• [CHALLENGE]: Copy the records below exactly, omitting any pictures they contain.

• [DATA RECORDS]:
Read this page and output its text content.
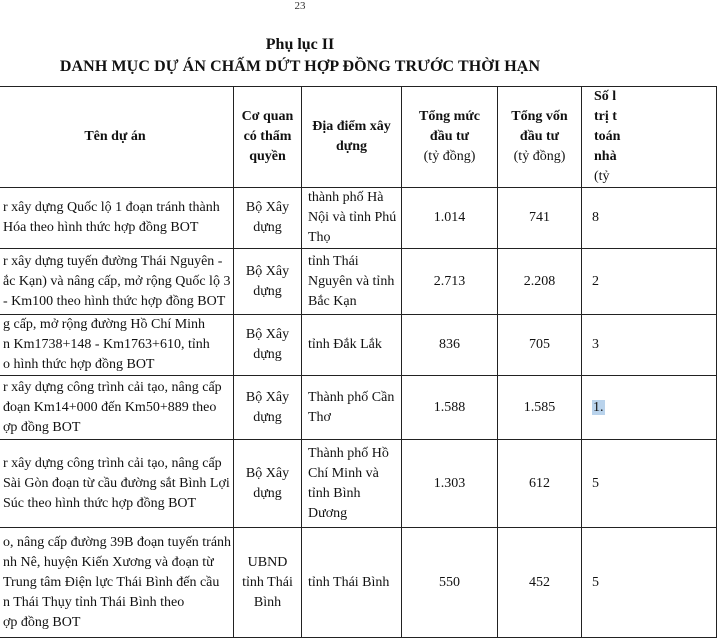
23
Phụ lục II
DANH MỤC DỰ ÁN CHẤM DỨT HỢP ĐỒNG TRƯỚC THỜI HẠN
Tên dự án	Cơ quan
có thẩm
quyền	Địa điểm xây
dựng	Tổng mức
đầu tư
(tỷ đồng)	Tổng vốn
đầu tư
(tỷ đồng)	Số l
trị t
toán
nhà
(tỷ

r xây dựng Quốc lộ 1 đoạn tránh thành
Hóa theo hình thức hợp đồng BOT	Bộ Xây
dựng	thành phố Hà
Nội và tỉnh Phú
Thọ	1.014	741	8

r xây dựng tuyến đường Thái Nguyên -
ắc Kạn) và nâng cấp, mở rộng Quốc lộ 3
- Km100 theo hình thức hợp đồng BOT	Bộ Xây
dựng	tỉnh Thái
Nguyên và tỉnh
Bắc Kạn	2.713	2.208	2

g cấp, mở rộng đường Hồ Chí Minh
n Km1738+148 - Km1763+610, tỉnh
o hình thức hợp đồng BOT	Bộ Xây
dựng	tỉnh Đắk Lắk	836	705	3

r xây dựng công trình cải tạo, nâng cấp
đoạn Km14+000 đến Km50+889 theo
ợp đồng BOT	Bộ Xây
dựng	Thành phố Cần
Thơ	1.588	1.585	1.

r xây dựng công trình cải tạo, nâng cấp
Sài Gòn đoạn từ cầu đường sắt Bình Lợi
Súc theo hình thức hợp đồng BOT	Bộ Xây
dựng	Thành phố Hồ
Chí Minh và
tỉnh Bình
Dương	1.303	612	5

o, nâng cấp đường 39B đoạn tuyến tránh
nh Nê, huyện Kiến Xương và đoạn từ
Trung tâm Điện lực Thái Bình đến cầu
n Thái Thụy tỉnh Thái Bình theo
ợp đồng BOT	UBND
tỉnh Thái
Bình	tỉnh Thái Bình	550	452	5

• [SOLUTION TO THIS PROBLEM]:
Read this page and output its text content.
23
Phụ lục II
DANH MỤC DỰ ÁN CHẤM DỨT HỢP ĐỒNG TRƯỚC THỜI HẠN
Tên dự án	Cơ quan
có thẩm
quyền	Địa điểm xây
dựng	Tổng mức
đầu tư
(tỷ đồng)	Tổng vốn
đầu tư
(tỷ đồng)	Số l
trị t
toán
nhà
(tỷ

r xây dựng Quốc lộ 1 đoạn tránh thành
Hóa theo hình thức hợp đồng BOT	Bộ Xây
dựng	thành phố Hà
Nội và tỉnh Phú
Thọ	1.014	741	8

r xây dựng tuyến đường Thái Nguyên -
ắc Kạn) và nâng cấp, mở rộng Quốc lộ 3
- Km100 theo hình thức hợp đồng BOT	Bộ Xây
dựng	tỉnh Thái
Nguyên và tỉnh
Bắc Kạn	2.713	2.208	2

g cấp, mở rộng đường Hồ Chí Minh
n Km1738+148 - Km1763+610, tỉnh
o hình thức hợp đồng BOT	Bộ Xây
dựng	tỉnh Đắk Lắk	836	705	3

r xây dựng công trình cải tạo, nâng cấp
đoạn Km14+000 đến Km50+889 theo
ợp đồng BOT	Bộ Xây
dựng	Thành phố Cần
Thơ	1.588	1.585	1.

r xây dựng công trình cải tạo, nâng cấp
Sài Gòn đoạn từ cầu đường sắt Bình Lợi
Súc theo hình thức hợp đồng BOT	Bộ Xây
dựng	Thành phố Hồ
Chí Minh và
tỉnh Bình
Dương	1.303	612	5

o, nâng cấp đường 39B đoạn tuyến tránh
nh Nê, huyện Kiến Xương và đoạn từ
Trung tâm Điện lực Thái Bình đến cầu
n Thái Thụy tỉnh Thái Bình theo
ợp đồng BOT	UBND
tỉnh Thái
Bình	tỉnh Thái Bình	550	452	5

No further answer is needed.